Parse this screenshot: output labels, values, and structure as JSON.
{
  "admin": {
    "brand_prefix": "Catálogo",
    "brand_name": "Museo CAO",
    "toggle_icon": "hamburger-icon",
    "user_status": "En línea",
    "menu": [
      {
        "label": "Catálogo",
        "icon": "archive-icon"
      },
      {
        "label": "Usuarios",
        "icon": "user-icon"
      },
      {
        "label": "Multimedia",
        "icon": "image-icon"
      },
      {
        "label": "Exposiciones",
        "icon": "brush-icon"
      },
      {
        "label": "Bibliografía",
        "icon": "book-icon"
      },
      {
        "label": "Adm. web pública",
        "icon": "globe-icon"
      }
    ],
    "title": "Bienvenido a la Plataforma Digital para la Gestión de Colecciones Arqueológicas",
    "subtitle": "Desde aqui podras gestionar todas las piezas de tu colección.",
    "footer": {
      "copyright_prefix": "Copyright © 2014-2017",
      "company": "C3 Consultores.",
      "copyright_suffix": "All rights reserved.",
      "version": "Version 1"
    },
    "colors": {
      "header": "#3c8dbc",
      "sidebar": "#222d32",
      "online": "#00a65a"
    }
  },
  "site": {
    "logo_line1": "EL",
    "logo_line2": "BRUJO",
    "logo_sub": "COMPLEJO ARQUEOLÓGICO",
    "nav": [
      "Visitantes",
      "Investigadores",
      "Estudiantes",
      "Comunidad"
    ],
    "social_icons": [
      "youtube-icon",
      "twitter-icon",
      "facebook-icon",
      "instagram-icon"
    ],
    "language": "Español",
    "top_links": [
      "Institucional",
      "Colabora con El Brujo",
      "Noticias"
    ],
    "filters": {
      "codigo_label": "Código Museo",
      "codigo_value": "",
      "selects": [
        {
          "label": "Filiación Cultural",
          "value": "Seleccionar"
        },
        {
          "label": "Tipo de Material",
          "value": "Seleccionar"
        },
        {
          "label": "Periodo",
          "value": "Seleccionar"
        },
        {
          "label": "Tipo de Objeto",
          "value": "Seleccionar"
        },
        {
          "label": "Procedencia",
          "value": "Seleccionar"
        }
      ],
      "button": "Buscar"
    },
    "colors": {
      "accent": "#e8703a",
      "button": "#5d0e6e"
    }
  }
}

--------------------

Instructions to follow: Search the entries for the word "Museo" and gather every line where it appears.

Result of this task:
    "brand_name": "Museo CAO",
      "codigo_label": "Código Museo",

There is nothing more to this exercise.